* _Written exercise_
Search the material below for the word "subtitle". Copy every line that has it.

--- Begin Input data ---

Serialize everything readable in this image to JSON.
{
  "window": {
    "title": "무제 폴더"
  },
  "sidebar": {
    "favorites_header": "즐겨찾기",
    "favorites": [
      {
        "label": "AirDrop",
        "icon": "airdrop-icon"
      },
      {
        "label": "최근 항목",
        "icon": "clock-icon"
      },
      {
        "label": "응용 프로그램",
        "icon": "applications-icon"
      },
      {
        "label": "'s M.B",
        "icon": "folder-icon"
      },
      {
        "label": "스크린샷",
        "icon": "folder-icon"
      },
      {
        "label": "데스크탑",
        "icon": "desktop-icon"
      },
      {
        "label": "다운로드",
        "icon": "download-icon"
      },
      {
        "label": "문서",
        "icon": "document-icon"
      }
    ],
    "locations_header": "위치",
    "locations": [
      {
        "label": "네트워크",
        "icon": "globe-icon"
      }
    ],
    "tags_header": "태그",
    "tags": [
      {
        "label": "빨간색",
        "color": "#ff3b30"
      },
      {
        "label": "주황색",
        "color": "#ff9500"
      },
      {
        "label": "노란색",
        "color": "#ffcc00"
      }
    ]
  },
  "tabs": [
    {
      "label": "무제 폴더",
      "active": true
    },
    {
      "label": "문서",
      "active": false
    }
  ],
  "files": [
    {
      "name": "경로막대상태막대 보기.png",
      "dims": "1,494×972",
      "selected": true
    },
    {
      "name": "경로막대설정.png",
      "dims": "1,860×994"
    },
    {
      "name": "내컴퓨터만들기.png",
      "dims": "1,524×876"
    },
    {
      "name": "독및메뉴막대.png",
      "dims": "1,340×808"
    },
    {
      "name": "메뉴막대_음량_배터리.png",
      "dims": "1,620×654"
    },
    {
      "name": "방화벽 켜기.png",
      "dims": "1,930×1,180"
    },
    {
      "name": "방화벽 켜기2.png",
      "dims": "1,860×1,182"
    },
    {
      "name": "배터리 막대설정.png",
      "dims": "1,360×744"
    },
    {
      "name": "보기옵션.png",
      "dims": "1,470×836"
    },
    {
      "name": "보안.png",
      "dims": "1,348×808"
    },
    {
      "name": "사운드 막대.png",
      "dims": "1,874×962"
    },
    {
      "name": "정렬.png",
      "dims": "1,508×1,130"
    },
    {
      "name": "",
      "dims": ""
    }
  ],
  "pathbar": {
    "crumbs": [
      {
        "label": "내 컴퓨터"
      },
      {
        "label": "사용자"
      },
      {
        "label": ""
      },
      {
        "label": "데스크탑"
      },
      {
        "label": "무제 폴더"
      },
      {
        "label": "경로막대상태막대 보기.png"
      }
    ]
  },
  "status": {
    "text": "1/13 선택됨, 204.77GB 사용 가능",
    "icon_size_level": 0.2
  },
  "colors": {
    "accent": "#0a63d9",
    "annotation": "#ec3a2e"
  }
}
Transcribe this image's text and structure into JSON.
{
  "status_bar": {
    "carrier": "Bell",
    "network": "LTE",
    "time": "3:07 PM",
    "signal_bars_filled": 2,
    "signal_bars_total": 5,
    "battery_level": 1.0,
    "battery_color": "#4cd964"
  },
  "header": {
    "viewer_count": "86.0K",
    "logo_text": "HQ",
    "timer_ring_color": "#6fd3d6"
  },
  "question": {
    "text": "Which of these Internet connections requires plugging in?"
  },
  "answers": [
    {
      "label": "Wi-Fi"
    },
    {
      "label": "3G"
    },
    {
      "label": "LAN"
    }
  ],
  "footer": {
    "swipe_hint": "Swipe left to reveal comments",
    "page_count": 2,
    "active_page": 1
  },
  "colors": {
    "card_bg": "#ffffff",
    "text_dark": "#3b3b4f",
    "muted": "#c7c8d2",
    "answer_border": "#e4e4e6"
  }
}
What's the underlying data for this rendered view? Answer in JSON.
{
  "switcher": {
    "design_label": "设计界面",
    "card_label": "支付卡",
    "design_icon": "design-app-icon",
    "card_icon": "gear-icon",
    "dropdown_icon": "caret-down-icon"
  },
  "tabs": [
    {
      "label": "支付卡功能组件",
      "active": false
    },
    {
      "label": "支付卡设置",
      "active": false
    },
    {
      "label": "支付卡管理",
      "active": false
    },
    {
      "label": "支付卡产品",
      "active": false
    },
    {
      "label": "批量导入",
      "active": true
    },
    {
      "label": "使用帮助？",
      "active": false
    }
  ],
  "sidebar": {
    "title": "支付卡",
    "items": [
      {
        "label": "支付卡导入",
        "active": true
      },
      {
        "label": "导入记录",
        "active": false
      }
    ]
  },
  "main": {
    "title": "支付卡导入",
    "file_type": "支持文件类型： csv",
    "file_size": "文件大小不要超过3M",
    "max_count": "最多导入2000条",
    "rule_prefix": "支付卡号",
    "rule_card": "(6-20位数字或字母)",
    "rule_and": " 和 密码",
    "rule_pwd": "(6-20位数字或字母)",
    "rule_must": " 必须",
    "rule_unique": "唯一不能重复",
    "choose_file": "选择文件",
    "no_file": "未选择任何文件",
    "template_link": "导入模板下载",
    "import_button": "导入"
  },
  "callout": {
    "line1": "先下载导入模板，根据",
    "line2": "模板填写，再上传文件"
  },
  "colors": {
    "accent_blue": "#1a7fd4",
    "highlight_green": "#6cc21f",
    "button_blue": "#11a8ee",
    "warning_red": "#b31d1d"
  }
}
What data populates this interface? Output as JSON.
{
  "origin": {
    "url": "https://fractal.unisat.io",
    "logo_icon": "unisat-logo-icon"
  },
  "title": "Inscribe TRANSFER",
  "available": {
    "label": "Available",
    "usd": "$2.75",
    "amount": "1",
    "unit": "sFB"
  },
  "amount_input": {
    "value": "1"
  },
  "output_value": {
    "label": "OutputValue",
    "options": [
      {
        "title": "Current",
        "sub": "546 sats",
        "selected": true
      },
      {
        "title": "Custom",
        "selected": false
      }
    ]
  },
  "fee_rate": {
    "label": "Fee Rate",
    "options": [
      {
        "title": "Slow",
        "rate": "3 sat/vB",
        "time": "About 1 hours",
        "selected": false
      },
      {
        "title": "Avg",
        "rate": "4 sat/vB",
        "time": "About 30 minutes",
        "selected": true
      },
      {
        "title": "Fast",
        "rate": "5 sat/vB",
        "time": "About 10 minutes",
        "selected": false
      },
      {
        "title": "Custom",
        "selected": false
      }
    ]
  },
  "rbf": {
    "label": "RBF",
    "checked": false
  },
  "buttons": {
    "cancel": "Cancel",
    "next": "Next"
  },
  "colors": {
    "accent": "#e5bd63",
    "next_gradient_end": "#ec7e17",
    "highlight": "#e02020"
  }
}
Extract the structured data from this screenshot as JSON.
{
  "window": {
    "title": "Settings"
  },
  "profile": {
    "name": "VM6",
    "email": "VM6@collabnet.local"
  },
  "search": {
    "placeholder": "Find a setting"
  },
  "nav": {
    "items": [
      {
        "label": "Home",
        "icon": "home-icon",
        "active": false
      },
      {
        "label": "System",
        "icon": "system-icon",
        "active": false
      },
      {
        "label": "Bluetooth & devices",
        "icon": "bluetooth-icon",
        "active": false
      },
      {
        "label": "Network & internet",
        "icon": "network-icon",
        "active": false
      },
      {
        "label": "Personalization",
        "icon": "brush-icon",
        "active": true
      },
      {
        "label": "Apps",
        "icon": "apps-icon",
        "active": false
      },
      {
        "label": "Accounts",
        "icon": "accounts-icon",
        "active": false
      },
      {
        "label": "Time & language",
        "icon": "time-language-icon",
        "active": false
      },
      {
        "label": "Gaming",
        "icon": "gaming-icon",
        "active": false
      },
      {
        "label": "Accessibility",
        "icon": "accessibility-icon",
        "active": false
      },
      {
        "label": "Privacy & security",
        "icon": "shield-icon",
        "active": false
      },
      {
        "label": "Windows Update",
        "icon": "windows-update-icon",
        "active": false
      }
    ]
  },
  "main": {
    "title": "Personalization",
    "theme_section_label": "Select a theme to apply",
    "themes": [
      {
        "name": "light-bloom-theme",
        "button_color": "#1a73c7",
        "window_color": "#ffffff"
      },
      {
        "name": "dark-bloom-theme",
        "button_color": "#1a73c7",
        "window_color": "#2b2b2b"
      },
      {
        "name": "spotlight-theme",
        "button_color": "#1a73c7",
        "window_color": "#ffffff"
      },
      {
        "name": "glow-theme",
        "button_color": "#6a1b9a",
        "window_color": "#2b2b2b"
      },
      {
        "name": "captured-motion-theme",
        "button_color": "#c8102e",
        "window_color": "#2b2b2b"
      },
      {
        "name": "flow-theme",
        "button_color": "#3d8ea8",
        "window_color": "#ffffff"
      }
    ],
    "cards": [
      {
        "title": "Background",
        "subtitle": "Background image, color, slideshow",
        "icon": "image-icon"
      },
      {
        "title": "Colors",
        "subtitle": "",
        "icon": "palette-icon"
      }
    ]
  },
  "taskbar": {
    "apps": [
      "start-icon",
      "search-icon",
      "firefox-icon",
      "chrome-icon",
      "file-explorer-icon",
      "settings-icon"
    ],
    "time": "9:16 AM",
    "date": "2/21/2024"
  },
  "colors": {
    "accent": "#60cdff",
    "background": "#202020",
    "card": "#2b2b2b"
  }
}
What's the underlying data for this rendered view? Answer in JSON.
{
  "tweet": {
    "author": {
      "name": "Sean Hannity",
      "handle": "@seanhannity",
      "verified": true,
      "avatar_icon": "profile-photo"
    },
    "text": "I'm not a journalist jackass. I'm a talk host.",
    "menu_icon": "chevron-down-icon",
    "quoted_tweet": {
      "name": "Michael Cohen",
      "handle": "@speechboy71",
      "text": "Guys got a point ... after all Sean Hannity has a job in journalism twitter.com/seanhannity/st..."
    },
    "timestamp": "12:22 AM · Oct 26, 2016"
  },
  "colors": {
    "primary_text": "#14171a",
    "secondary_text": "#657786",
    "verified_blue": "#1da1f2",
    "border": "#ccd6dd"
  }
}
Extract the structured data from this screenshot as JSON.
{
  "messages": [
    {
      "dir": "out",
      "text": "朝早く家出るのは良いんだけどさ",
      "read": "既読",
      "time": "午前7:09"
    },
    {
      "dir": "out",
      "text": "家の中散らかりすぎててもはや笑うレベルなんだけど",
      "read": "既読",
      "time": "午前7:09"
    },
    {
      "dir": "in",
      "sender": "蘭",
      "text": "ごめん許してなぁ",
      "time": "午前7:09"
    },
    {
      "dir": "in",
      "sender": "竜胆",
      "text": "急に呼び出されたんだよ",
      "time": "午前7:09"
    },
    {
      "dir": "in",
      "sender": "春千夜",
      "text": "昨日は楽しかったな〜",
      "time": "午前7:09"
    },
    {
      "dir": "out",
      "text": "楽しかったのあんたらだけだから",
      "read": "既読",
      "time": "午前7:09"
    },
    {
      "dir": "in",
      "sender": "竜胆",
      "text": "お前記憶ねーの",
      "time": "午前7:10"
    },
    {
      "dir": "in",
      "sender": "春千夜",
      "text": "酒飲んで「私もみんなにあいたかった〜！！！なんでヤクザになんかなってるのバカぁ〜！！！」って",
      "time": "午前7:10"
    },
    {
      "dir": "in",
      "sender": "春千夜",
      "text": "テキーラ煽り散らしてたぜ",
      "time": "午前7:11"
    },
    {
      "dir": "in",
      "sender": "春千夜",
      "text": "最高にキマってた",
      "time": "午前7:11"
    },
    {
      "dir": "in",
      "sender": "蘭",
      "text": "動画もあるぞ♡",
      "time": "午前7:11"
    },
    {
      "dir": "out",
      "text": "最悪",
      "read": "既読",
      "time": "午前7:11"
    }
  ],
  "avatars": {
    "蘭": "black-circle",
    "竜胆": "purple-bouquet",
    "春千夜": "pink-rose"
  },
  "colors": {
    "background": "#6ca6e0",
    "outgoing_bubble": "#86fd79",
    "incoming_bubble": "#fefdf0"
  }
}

--- End Input data ---

* _Task response_
        "subtitle": "Background image, color, slideshow",
        "subtitle": "",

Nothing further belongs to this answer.